[Begin Raw records]
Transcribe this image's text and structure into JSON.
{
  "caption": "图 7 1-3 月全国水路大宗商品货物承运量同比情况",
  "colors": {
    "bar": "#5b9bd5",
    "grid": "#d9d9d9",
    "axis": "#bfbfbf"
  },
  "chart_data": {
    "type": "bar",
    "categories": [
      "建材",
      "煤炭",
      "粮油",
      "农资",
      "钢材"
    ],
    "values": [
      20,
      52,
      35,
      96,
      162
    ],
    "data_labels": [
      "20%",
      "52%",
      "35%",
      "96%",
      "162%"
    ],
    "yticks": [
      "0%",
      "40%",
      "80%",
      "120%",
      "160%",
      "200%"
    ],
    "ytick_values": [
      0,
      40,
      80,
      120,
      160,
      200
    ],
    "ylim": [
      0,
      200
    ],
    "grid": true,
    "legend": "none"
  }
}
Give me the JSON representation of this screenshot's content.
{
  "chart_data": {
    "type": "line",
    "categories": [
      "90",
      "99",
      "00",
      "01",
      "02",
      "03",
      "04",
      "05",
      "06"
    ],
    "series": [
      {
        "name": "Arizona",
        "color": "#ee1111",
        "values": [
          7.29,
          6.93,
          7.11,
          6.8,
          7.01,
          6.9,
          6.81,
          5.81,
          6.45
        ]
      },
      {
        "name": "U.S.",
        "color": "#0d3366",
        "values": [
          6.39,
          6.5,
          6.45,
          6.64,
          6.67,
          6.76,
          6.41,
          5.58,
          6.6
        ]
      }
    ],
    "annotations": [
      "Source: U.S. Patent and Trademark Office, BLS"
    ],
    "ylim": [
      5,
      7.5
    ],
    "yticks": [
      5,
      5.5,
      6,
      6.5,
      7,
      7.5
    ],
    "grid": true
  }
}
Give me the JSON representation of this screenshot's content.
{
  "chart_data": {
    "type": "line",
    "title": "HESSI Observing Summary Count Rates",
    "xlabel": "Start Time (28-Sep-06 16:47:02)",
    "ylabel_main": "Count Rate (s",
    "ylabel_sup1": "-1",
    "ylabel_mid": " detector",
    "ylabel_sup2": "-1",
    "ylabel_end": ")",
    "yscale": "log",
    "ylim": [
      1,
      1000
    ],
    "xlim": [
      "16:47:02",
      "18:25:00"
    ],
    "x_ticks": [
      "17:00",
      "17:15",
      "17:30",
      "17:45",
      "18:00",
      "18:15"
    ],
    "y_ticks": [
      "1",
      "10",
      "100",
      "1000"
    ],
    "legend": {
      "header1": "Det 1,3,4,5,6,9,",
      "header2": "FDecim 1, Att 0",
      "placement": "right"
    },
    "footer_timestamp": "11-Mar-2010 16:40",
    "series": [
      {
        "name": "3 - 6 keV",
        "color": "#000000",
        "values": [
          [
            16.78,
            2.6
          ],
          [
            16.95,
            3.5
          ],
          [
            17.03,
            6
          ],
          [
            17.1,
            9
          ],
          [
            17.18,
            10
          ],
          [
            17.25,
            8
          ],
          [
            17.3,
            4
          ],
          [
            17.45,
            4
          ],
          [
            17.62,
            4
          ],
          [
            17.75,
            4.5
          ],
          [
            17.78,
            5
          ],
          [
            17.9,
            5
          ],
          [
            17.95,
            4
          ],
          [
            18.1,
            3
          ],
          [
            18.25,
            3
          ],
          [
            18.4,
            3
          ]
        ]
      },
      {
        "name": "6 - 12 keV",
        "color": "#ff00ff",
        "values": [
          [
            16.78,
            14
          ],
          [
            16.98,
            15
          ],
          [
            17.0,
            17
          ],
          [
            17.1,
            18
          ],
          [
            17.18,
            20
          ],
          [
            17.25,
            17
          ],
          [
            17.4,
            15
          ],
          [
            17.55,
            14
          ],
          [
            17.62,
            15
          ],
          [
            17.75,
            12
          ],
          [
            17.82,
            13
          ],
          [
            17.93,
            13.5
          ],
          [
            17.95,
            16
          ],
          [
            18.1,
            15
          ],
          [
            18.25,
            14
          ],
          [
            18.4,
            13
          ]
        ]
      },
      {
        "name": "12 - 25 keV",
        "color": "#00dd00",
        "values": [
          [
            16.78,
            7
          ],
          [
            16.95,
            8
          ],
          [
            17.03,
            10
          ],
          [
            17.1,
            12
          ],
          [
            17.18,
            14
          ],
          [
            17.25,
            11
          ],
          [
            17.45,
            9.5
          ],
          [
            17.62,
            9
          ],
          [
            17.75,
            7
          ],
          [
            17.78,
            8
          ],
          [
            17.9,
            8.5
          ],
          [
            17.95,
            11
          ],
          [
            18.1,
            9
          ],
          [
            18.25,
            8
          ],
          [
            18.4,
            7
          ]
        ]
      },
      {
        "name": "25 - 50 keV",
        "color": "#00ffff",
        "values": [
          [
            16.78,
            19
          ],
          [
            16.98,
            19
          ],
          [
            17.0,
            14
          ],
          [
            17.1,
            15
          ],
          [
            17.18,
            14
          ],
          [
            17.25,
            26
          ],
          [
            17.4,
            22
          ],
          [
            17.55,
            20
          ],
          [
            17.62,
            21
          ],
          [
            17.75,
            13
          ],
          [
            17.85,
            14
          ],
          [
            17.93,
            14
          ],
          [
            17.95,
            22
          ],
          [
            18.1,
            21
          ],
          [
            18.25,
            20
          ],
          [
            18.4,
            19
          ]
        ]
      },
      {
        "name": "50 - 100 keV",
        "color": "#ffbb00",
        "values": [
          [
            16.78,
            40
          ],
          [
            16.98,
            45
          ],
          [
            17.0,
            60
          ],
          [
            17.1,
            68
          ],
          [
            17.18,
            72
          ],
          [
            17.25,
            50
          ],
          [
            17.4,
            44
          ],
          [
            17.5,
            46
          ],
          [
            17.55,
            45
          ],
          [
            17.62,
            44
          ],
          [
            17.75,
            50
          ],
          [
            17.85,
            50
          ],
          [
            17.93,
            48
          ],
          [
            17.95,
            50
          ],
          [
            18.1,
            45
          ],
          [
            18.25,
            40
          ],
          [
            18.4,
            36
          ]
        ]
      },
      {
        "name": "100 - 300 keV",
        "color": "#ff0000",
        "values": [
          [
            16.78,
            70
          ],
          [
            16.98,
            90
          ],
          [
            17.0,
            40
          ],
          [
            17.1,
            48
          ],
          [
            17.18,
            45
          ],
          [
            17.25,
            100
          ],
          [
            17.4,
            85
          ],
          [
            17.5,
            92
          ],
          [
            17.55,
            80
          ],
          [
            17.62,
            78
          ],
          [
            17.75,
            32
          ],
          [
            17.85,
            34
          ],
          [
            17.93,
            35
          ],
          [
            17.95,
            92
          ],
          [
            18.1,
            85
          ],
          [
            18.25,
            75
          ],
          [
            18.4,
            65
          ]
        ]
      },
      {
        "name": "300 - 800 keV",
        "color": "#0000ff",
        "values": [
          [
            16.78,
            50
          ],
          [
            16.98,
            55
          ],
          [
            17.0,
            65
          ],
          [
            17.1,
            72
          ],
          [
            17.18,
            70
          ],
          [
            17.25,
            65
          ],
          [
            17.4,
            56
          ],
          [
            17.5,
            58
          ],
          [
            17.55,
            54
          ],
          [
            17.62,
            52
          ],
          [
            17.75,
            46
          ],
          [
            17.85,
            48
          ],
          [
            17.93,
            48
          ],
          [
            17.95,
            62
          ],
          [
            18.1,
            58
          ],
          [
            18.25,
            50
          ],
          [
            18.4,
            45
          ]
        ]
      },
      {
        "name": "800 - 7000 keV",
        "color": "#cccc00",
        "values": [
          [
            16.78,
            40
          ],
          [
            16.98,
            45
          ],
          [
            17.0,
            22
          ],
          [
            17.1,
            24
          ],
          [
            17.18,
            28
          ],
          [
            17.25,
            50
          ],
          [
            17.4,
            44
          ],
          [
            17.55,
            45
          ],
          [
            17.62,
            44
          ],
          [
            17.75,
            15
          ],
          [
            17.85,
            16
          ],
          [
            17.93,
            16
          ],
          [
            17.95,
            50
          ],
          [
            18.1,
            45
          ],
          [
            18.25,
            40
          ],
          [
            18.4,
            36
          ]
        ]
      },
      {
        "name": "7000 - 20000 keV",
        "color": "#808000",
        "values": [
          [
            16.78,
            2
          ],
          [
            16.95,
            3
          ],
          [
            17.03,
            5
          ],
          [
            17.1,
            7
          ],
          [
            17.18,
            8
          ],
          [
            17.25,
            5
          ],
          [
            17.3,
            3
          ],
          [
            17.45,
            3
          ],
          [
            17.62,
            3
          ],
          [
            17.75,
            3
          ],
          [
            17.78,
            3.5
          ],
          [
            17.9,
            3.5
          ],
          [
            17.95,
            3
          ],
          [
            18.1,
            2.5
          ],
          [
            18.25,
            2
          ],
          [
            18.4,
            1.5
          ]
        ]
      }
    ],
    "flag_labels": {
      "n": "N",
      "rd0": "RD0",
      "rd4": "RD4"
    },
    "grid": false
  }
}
[End Raw records]
Copy each line of the listing that holds the word "grid".

    "grid": "#d9d9d9",
    "grid": true,
    "grid": true
    "grid": false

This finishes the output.